§ Data for this exercise:
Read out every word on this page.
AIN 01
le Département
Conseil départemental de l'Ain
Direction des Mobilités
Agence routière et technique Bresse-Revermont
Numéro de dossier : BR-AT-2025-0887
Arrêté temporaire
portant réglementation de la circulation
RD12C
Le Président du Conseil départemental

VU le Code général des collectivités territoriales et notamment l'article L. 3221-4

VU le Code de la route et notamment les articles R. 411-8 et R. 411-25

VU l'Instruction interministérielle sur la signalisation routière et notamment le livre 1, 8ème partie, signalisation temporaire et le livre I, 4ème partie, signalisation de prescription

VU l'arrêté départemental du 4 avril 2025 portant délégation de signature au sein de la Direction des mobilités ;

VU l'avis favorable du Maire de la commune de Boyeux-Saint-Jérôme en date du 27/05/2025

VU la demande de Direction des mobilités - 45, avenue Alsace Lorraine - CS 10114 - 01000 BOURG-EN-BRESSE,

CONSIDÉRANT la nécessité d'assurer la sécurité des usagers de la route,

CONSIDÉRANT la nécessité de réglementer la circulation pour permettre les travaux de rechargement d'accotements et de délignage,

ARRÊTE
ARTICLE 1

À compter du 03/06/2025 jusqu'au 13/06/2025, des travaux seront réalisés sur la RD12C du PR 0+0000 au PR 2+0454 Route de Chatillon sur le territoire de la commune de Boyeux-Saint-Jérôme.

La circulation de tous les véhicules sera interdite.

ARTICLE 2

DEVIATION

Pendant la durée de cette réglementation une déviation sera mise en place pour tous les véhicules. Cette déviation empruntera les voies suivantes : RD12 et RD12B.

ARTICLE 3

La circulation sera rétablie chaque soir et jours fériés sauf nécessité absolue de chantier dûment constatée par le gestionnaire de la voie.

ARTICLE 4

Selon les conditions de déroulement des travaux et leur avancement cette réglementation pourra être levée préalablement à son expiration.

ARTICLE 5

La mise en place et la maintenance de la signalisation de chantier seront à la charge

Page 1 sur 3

§ Aim: From the preceding material, extract every line exactly.

§ Solution to the problem:
Read out every word on this page.
AIN 01
le Département
Conseil départemental de l'Ain
Direction des Mobilités
Agence routière et technique Bresse-Revermont
Numéro de dossier : BR-AT-2025-0887
Arrêté temporaire
portant réglementation de la circulation
RD12C
Le Président du Conseil départemental

VU le Code général des collectivités territoriales et notamment l'article L. 3221-4

VU le Code de la route et notamment les articles R. 411-8 et R. 411-25

VU l'Instruction interministérielle sur la signalisation routière et notamment le livre 1, 8ème partie, signalisation temporaire et le livre I, 4ème partie, signalisation de prescription

VU l'arrêté départemental du 4 avril 2025 portant délégation de signature au sein de la Direction des mobilités ;

VU l'avis favorable du Maire de la commune de Boyeux-Saint-Jérôme en date du 27/05/2025

VU la demande de Direction des mobilités - 45, avenue Alsace Lorraine - CS 10114 - 01000 BOURG-EN-BRESSE,

CONSIDÉRANT la nécessité d'assurer la sécurité des usagers de la route,

CONSIDÉRANT la nécessité de réglementer la circulation pour permettre les travaux de rechargement d'accotements et de délignage,

ARRÊTE
ARTICLE 1

À compter du 03/06/2025 jusqu'au 13/06/2025, des travaux seront réalisés sur la RD12C du PR 0+0000 au PR 2+0454 Route de Chatillon sur le territoire de la commune de Boyeux-Saint-Jérôme.

La circulation de tous les véhicules sera interdite.

ARTICLE 2

DEVIATION

Pendant la durée de cette réglementation une déviation sera mise en place pour tous les véhicules. Cette déviation empruntera les voies suivantes : RD12 et RD12B.

ARTICLE 3

La circulation sera rétablie chaque soir et jours fériés sauf nécessité absolue de chantier dûment constatée par le gestionnaire de la voie.

ARTICLE 4

Selon les conditions de déroulement des travaux et leur avancement cette réglementation pourra être levée préalablement à son expiration.

ARTICLE 5

La mise en place et la maintenance de la signalisation de chantier seront à la charge

Page 1 sur 3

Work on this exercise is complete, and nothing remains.